Supplied material:
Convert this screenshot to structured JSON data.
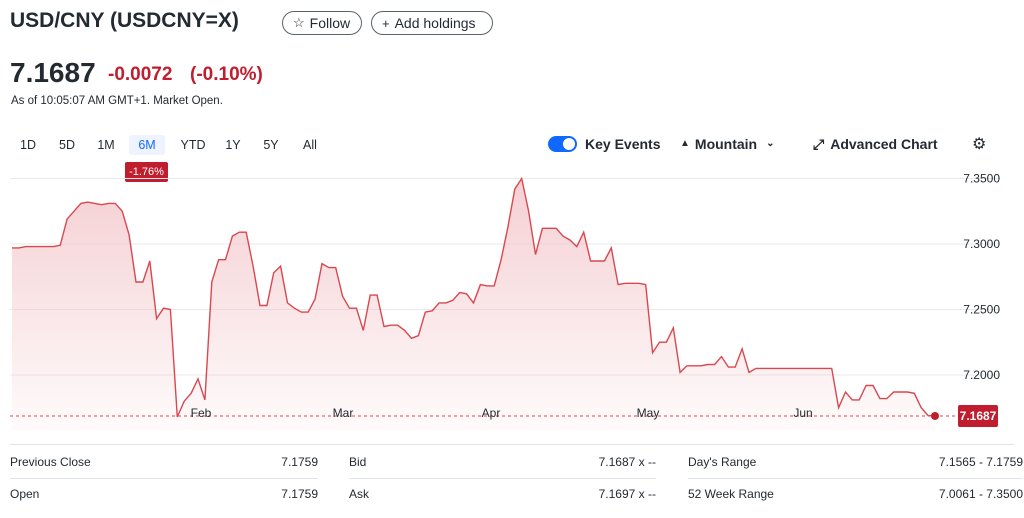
{
  "header": {
    "title": "USD/CNY (USDCNY=X)",
    "follow_label": "Follow",
    "add_holdings_label": "Add holdings"
  },
  "quote": {
    "price": "7.1687",
    "change": "-0.0072",
    "change_pct": "(-0.10%)",
    "as_of": "As of 10:05:07 AM GMT+1. Market Open.",
    "negative_color": "#c01e2e"
  },
  "ranges": [
    "1D",
    "5D",
    "1M",
    "6M",
    "YTD",
    "1Y",
    "5Y",
    "All"
  ],
  "selected_range": "6M",
  "range_performance": "-1.76%",
  "controls": {
    "key_events_label": "Key Events",
    "key_events_on": true,
    "chart_type_label": "Mountain",
    "advanced_label": "Advanced Chart"
  },
  "chart_data": {
    "type": "area",
    "x_ticks": [
      "Feb",
      "Mar",
      "Apr",
      "May",
      "Jun"
    ],
    "y_ticks": [
      "7.3500",
      "7.3000",
      "7.2500",
      "7.2000"
    ],
    "ylim": [
      7.158,
      7.358
    ],
    "last_value_label": "7.1687",
    "series": [
      {
        "values": [
          7.297,
          7.297,
          7.298,
          7.298,
          7.298,
          7.298,
          7.298,
          7.299,
          7.319,
          7.325,
          7.331,
          7.332,
          7.331,
          7.33,
          7.331,
          7.331,
          7.325,
          7.307,
          7.271,
          7.271,
          7.287,
          7.243,
          7.251,
          7.25,
          7.168,
          7.18,
          7.186,
          7.197,
          7.181,
          7.271,
          7.288,
          7.288,
          7.306,
          7.309,
          7.309,
          7.283,
          7.253,
          7.253,
          7.278,
          7.283,
          7.255,
          7.251,
          7.248,
          7.248,
          7.258,
          7.285,
          7.282,
          7.282,
          7.26,
          7.251,
          7.251,
          7.234,
          7.261,
          7.261,
          7.237,
          7.238,
          7.238,
          7.234,
          7.228,
          7.23,
          7.248,
          7.249,
          7.255,
          7.255,
          7.257,
          7.263,
          7.262,
          7.255,
          7.269,
          7.268,
          7.268,
          7.288,
          7.313,
          7.342,
          7.35,
          7.325,
          7.292,
          7.312,
          7.312,
          7.312,
          7.306,
          7.303,
          7.298,
          7.309,
          7.287,
          7.287,
          7.287,
          7.297,
          7.269,
          7.27,
          7.27,
          7.27,
          7.269,
          7.217,
          7.225,
          7.225,
          7.236,
          7.202,
          7.207,
          7.207,
          7.207,
          7.208,
          7.208,
          7.214,
          7.206,
          7.206,
          7.22,
          7.202,
          7.205,
          7.205,
          7.205,
          7.205,
          7.205,
          7.205,
          7.205,
          7.205,
          7.205,
          7.205,
          7.205,
          7.205,
          7.175,
          7.187,
          7.181,
          7.181,
          7.192,
          7.192,
          7.182,
          7.182,
          7.187,
          7.187,
          7.187,
          7.186,
          7.175,
          7.169,
          7.1687
        ]
      }
    ],
    "line_color": "#d9474f",
    "area_color": "#f3c7cb"
  },
  "stats": {
    "col1": [
      {
        "label": "Previous Close",
        "value": "7.1759"
      },
      {
        "label": "Open",
        "value": "7.1759"
      }
    ],
    "col2": [
      {
        "label": "Bid",
        "value": "7.1687 x --"
      },
      {
        "label": "Ask",
        "value": "7.1697 x --"
      }
    ],
    "col3": [
      {
        "label": "Day's Range",
        "value": "7.1565 - 7.1759"
      },
      {
        "label": "52 Week Range",
        "value": "7.0061 - 7.3500"
      }
    ]
  }
}
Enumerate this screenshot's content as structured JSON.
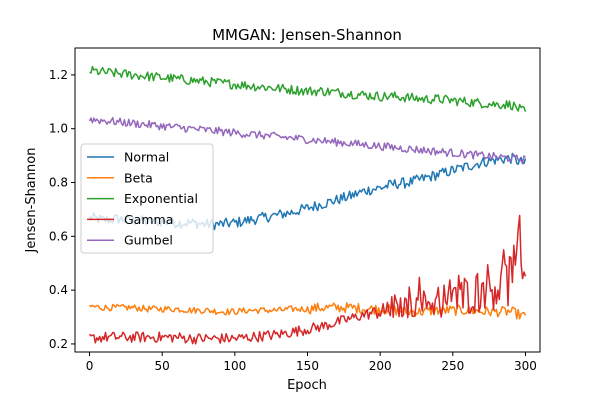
{
  "chart_data": {
    "type": "line",
    "title": "MMGAN: Jensen-Shannon",
    "xlabel": "Epoch",
    "ylabel": "Jensen-Shannon",
    "xlim": [
      -10,
      310
    ],
    "ylim": [
      0.17,
      1.3
    ],
    "x_ticks": [
      0,
      50,
      100,
      150,
      200,
      250,
      300
    ],
    "y_ticks": [
      0.2,
      0.4,
      0.6,
      0.8,
      1.0,
      1.2
    ],
    "x_tick_labels": [
      "0",
      "50",
      "100",
      "150",
      "200",
      "250",
      "300"
    ],
    "y_tick_labels": [
      "0.2",
      "0.4",
      "0.6",
      "0.8",
      "1.0",
      "1.2"
    ],
    "legend_position": "center-left",
    "grid": false,
    "x_range": [
      0,
      300
    ],
    "series": [
      {
        "name": "Normal",
        "color": "#1f77b4",
        "x": [
          0,
          10,
          20,
          30,
          40,
          50,
          60,
          70,
          80,
          90,
          100,
          110,
          120,
          130,
          140,
          150,
          160,
          170,
          180,
          190,
          200,
          210,
          220,
          230,
          240,
          250,
          260,
          270,
          280,
          290,
          300
        ],
        "values": [
          0.67,
          0.66,
          0.665,
          0.66,
          0.655,
          0.655,
          0.65,
          0.65,
          0.645,
          0.645,
          0.65,
          0.66,
          0.67,
          0.68,
          0.69,
          0.705,
          0.72,
          0.735,
          0.75,
          0.77,
          0.78,
          0.795,
          0.8,
          0.815,
          0.83,
          0.845,
          0.86,
          0.875,
          0.885,
          0.89,
          0.87
        ],
        "noise": 0.02
      },
      {
        "name": "Beta",
        "color": "#ff7f0e",
        "x": [
          0,
          10,
          20,
          30,
          40,
          50,
          60,
          70,
          80,
          90,
          100,
          110,
          120,
          130,
          140,
          150,
          160,
          170,
          180,
          190,
          200,
          210,
          220,
          230,
          240,
          250,
          260,
          270,
          280,
          290,
          300
        ],
        "values": [
          0.34,
          0.335,
          0.335,
          0.335,
          0.33,
          0.33,
          0.33,
          0.325,
          0.325,
          0.32,
          0.32,
          0.325,
          0.325,
          0.325,
          0.33,
          0.33,
          0.335,
          0.335,
          0.335,
          0.33,
          0.33,
          0.325,
          0.32,
          0.32,
          0.325,
          0.325,
          0.325,
          0.32,
          0.32,
          0.32,
          0.3
        ],
        "noise": 0.012
      },
      {
        "name": "Exponential",
        "color": "#2ca02c",
        "x": [
          0,
          10,
          20,
          30,
          40,
          50,
          60,
          70,
          80,
          90,
          100,
          110,
          120,
          130,
          140,
          150,
          160,
          170,
          180,
          190,
          200,
          210,
          220,
          230,
          240,
          250,
          260,
          270,
          280,
          290,
          300
        ],
        "values": [
          1.215,
          1.21,
          1.205,
          1.2,
          1.195,
          1.19,
          1.185,
          1.18,
          1.175,
          1.17,
          1.165,
          1.16,
          1.155,
          1.15,
          1.145,
          1.14,
          1.14,
          1.135,
          1.13,
          1.125,
          1.12,
          1.12,
          1.115,
          1.11,
          1.11,
          1.105,
          1.1,
          1.095,
          1.09,
          1.09,
          1.06
        ],
        "noise": 0.018
      },
      {
        "name": "Gamma",
        "color": "#d62728",
        "x": [
          0,
          10,
          20,
          30,
          40,
          50,
          60,
          70,
          80,
          90,
          100,
          110,
          120,
          130,
          140,
          150,
          160,
          170,
          180,
          190,
          200,
          210,
          220,
          230,
          240,
          250,
          260,
          270,
          280,
          290,
          300
        ],
        "values": [
          0.22,
          0.225,
          0.225,
          0.225,
          0.225,
          0.225,
          0.225,
          0.22,
          0.22,
          0.22,
          0.22,
          0.225,
          0.23,
          0.235,
          0.245,
          0.255,
          0.265,
          0.28,
          0.295,
          0.31,
          0.32,
          0.33,
          0.34,
          0.35,
          0.36,
          0.37,
          0.385,
          0.4,
          0.42,
          0.44,
          0.46
        ],
        "noise": 0.02
      },
      {
        "name": "Gumbel",
        "color": "#9467bd",
        "x": [
          0,
          10,
          20,
          30,
          40,
          50,
          60,
          70,
          80,
          90,
          100,
          110,
          120,
          130,
          140,
          150,
          160,
          170,
          180,
          190,
          200,
          210,
          220,
          230,
          240,
          250,
          260,
          270,
          280,
          290,
          300
        ],
        "values": [
          1.035,
          1.03,
          1.025,
          1.02,
          1.015,
          1.01,
          1.005,
          1.0,
          0.995,
          0.99,
          0.985,
          0.98,
          0.975,
          0.97,
          0.965,
          0.96,
          0.955,
          0.95,
          0.945,
          0.94,
          0.935,
          0.93,
          0.925,
          0.92,
          0.915,
          0.91,
          0.905,
          0.9,
          0.895,
          0.89,
          0.885
        ],
        "noise": 0.015
      }
    ]
  }
}
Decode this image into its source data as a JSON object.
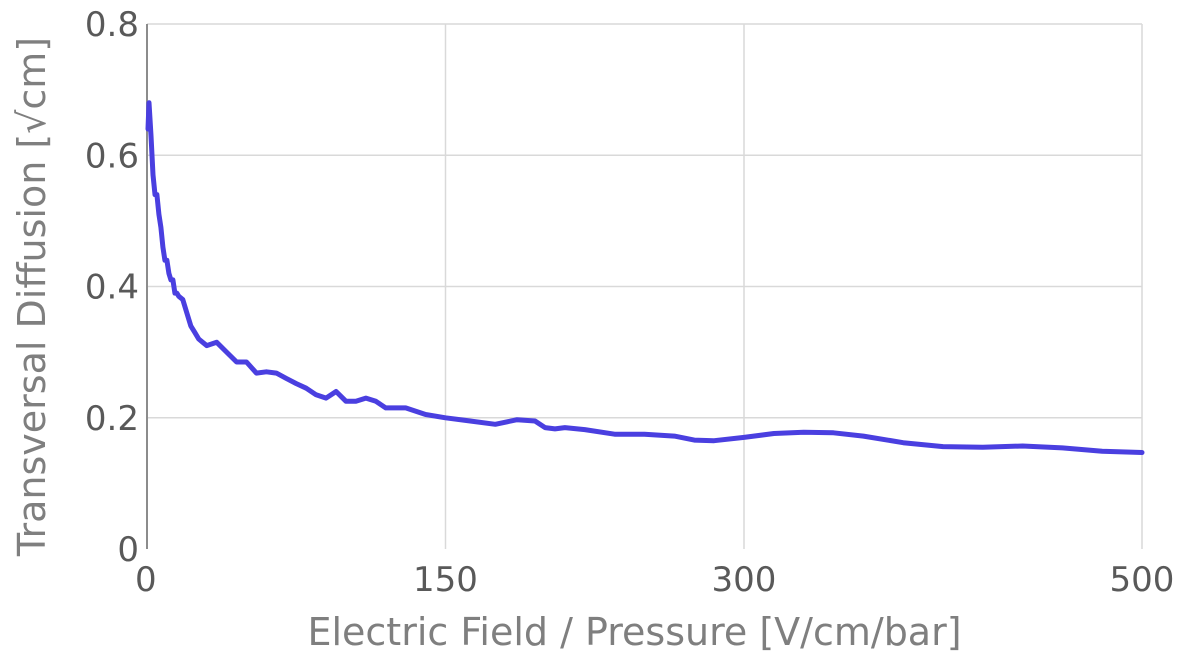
{
  "chart_data": {
    "type": "line",
    "xlabel": "Electric Field / Pressure [V/cm/bar]",
    "ylabel": "Transversal Diffusion [√cm]",
    "xlim": [
      0,
      500
    ],
    "ylim": [
      0,
      0.8
    ],
    "x_ticks": [
      "0",
      "150",
      "300",
      "500"
    ],
    "y_ticks": [
      "0",
      "0.2",
      "0.4",
      "0.6",
      "0.8"
    ],
    "grid": true,
    "series": [
      {
        "color": "#4a3fe0",
        "x": [
          0.5,
          1,
          2,
          3,
          4,
          5,
          6,
          7,
          8,
          9,
          10,
          11,
          12,
          13,
          14,
          15,
          16,
          18,
          20,
          22,
          24,
          26,
          28,
          30,
          35,
          40,
          45,
          50,
          55,
          60,
          65,
          70,
          75,
          80,
          85,
          90,
          95,
          100,
          105,
          110,
          115,
          120,
          125,
          130,
          140,
          150,
          160,
          175,
          186,
          195,
          200,
          205,
          210,
          220,
          235,
          250,
          265,
          275,
          285,
          300,
          315,
          330,
          345,
          360,
          380,
          400,
          420,
          440,
          460,
          480,
          500
        ],
        "y": [
          0.64,
          0.68,
          0.63,
          0.57,
          0.54,
          0.54,
          0.51,
          0.49,
          0.46,
          0.44,
          0.44,
          0.42,
          0.41,
          0.41,
          0.39,
          0.39,
          0.385,
          0.38,
          0.36,
          0.34,
          0.33,
          0.32,
          0.315,
          0.31,
          0.315,
          0.3,
          0.285,
          0.285,
          0.268,
          0.27,
          0.268,
          0.26,
          0.252,
          0.245,
          0.235,
          0.23,
          0.24,
          0.225,
          0.225,
          0.23,
          0.225,
          0.215,
          0.215,
          0.215,
          0.205,
          0.2,
          0.196,
          0.19,
          0.197,
          0.195,
          0.185,
          0.183,
          0.185,
          0.182,
          0.175,
          0.175,
          0.172,
          0.166,
          0.165,
          0.17,
          0.176,
          0.178,
          0.177,
          0.172,
          0.162,
          0.156,
          0.155,
          0.157,
          0.154,
          0.149,
          0.147
        ]
      }
    ]
  }
}
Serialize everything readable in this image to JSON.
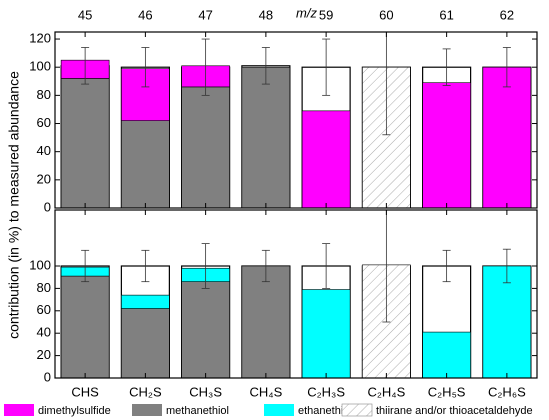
{
  "chart_data": {
    "type": "bar",
    "stacked": true,
    "ylabel": "contribution (in %) to measured abundance",
    "top_xlabel": "m/z",
    "top_categories": [
      "45",
      "46",
      "47",
      "48",
      "59",
      "60",
      "61",
      "62"
    ],
    "categories": [
      "CHS",
      "CH₂S",
      "CH₃S",
      "CH₄S",
      "C₂H₃S",
      "C₂H₄S",
      "C₂H₅S",
      "C₂H₆S"
    ],
    "series": [
      {
        "name": "dimethylsulfide",
        "color": "#ff00ff"
      },
      {
        "name": "methanethiol",
        "color": "#808080"
      },
      {
        "name": "ethanethiol",
        "color": "#00ffff"
      },
      {
        "name": "thiirane and/or thioacetaldehyde",
        "color": "#ffffff",
        "hatch": true
      }
    ],
    "panels": [
      {
        "ylim": [
          0,
          125
        ],
        "yticks": [
          0,
          20,
          40,
          60,
          80,
          100,
          120
        ],
        "values": [
          [
            13,
            37,
            15,
            null,
            69,
            null,
            89,
            100
          ],
          [
            92,
            62,
            86,
            100,
            null,
            null,
            null,
            null
          ],
          [
            null,
            null,
            null,
            null,
            null,
            null,
            null,
            null
          ],
          [
            null,
            null,
            null,
            null,
            null,
            100,
            null,
            null
          ]
        ],
        "measured": {
          "values": [
            101,
            100,
            100,
            101,
            100,
            100,
            100,
            100
          ],
          "errors": [
            13,
            14,
            20,
            13,
            20,
            48,
            13,
            14
          ]
        }
      },
      {
        "ylim": [
          0,
          150
        ],
        "yticks": [
          0,
          20,
          40,
          60,
          80,
          100
        ],
        "values": [
          [
            null,
            null,
            null,
            null,
            null,
            null,
            null,
            null
          ],
          [
            91,
            62,
            86,
            100,
            null,
            null,
            null,
            null
          ],
          [
            8,
            12,
            12,
            null,
            79,
            null,
            41,
            100
          ],
          [
            null,
            null,
            null,
            null,
            null,
            101,
            null,
            null
          ]
        ],
        "measured": {
          "values": [
            100,
            100,
            100,
            100,
            100,
            100,
            100,
            100
          ],
          "errors": [
            14,
            14,
            20,
            14,
            20,
            50,
            14,
            15
          ]
        }
      }
    ]
  }
}
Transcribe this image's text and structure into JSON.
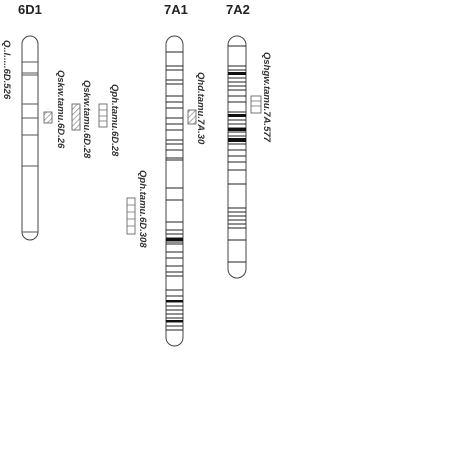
{
  "chromosomes": [
    {
      "id": "6D1",
      "title": "6D1"
    },
    {
      "id": "7A1",
      "title": "7A1"
    },
    {
      "id": "7A2",
      "title": "7A2"
    }
  ],
  "qtls": [
    {
      "id": "qskw-6d26",
      "label": "Qskw.tamu.6D.26",
      "pattern": "hatch"
    },
    {
      "id": "qskw-6d28",
      "label": "Qskw.tamu.6D.28",
      "pattern": "hatch"
    },
    {
      "id": "qph-6d28",
      "label": "Qph.tamu.6D.28",
      "pattern": "plain"
    },
    {
      "id": "qph-6d308",
      "label": "Qph.tamu.6D.308",
      "pattern": "plain"
    },
    {
      "id": "qhd-7a30",
      "label": "Qhd.tamu.7A.30",
      "pattern": "hatch"
    },
    {
      "id": "qshgw-7a577",
      "label": "Qshgw.tamu.7A.577",
      "pattern": "plain"
    }
  ],
  "clipped_text": "Q..l.....6D.526"
}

The problem:
Give again exactly the lines from the one holding "Transcribe this image's" to the final line of the records, both ends included; any pictures stay out.

Solution to this problem:
Transcribe this image's text and structure into JSON.
{
  "chromosomes": [
    {
      "id": "6D1",
      "title": "6D1"
    },
    {
      "id": "7A1",
      "title": "7A1"
    },
    {
      "id": "7A2",
      "title": "7A2"
    }
  ],
  "qtls": [
    {
      "id": "qskw-6d26",
      "label": "Qskw.tamu.6D.26",
      "pattern": "hatch"
    },
    {
      "id": "qskw-6d28",
      "label": "Qskw.tamu.6D.28",
      "pattern": "hatch"
    },
    {
      "id": "qph-6d28",
      "label": "Qph.tamu.6D.28",
      "pattern": "plain"
    },
    {
      "id": "qph-6d308",
      "label": "Qph.tamu.6D.308",
      "pattern": "plain"
    },
    {
      "id": "qhd-7a30",
      "label": "Qhd.tamu.7A.30",
      "pattern": "hatch"
    },
    {
      "id": "qshgw-7a577",
      "label": "Qshgw.tamu.7A.577",
      "pattern": "plain"
    }
  ],
  "clipped_text": "Q..l.....6D.526"
}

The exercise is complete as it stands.